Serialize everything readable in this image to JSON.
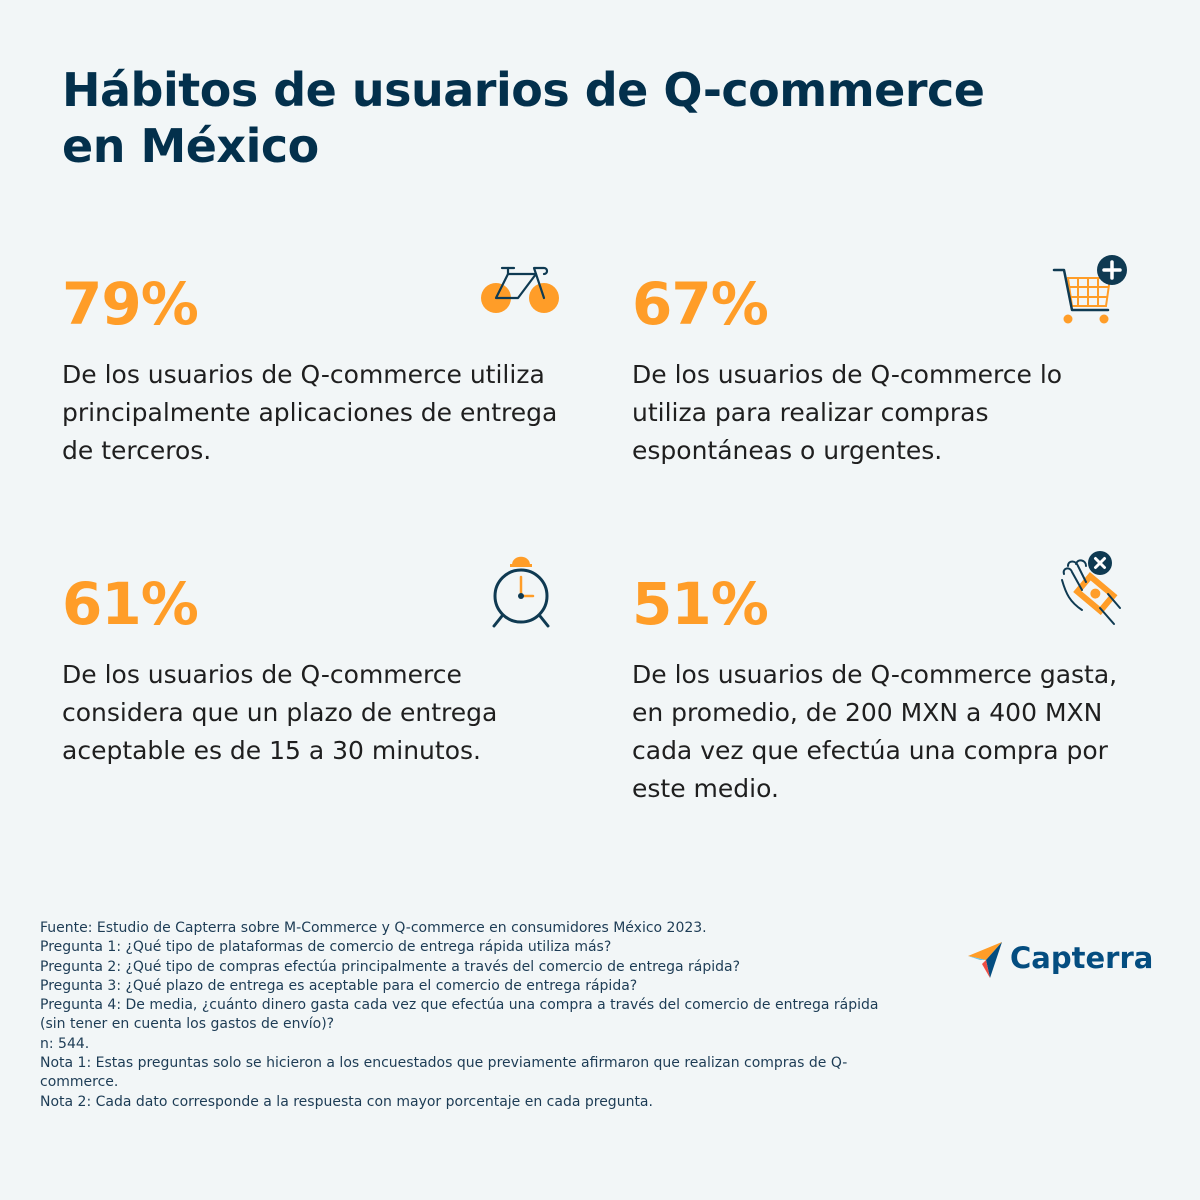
{
  "title": {
    "line1": "Hábitos de usuarios de Q-commerce",
    "line2": "en México"
  },
  "stats": [
    {
      "percent": "79%",
      "icon": "bicycle-icon",
      "lines": [
        "De los usuarios de Q-commerce utiliza",
        "principalmente aplicaciones de entrega",
        "de terceros."
      ]
    },
    {
      "percent": "67%",
      "icon": "shopping-cart-plus-icon",
      "lines": [
        "De los usuarios de Q-commerce lo",
        "utiliza para realizar compras",
        "espontáneas o urgentes."
      ]
    },
    {
      "percent": "61%",
      "icon": "alarm-clock-icon",
      "lines": [
        "De los usuarios de Q-commerce",
        "considera que un plazo de entrega",
        "aceptable es de 15 a 30 minutos."
      ]
    },
    {
      "percent": "51%",
      "icon": "hand-money-icon",
      "lines": [
        "De los usuarios de Q-commerce gasta,",
        "en promedio, de 200 MXN a 400 MXN",
        "cada vez que efectúa una compra por",
        "este medio."
      ]
    }
  ],
  "footer": {
    "lines": [
      "Fuente: Estudio de Capterra sobre M-Commerce y Q-commerce en consumidores México 2023.",
      "Pregunta 1: ¿Qué tipo de plataformas de comercio de entrega rápida utiliza más?",
      "Pregunta 2: ¿Qué tipo de compras efectúa principalmente a través del comercio de entrega rápida?",
      "Pregunta 3: ¿Qué plazo de entrega es aceptable para el comercio de entrega rápida?",
      "Pregunta 4: De media, ¿cuánto dinero gasta cada vez que efectúa una compra a través del comercio de entrega rápida",
      "(sin tener en cuenta los gastos de envío)?",
      "n: 544.",
      "Nota 1: Estas preguntas solo se hicieron a los encuestados que previamente afirmaron que realizan compras de Q-",
      "commerce.",
      "Nota 2: Cada dato corresponde a la respuesta con mayor porcentaje en cada pregunta."
    ]
  },
  "logo": {
    "text": "Capterra"
  },
  "colors": {
    "background": "#f2f6f7",
    "title": "#03304c",
    "accent": "#ff9d28",
    "text": "#1f1f1f",
    "icon_dark": "#0f3a52",
    "logo_text": "#044d80"
  }
}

◆ TASK DETAILS
Reply with one number only: the count of lines in the entries that contain "cada".

◆ REPLY
3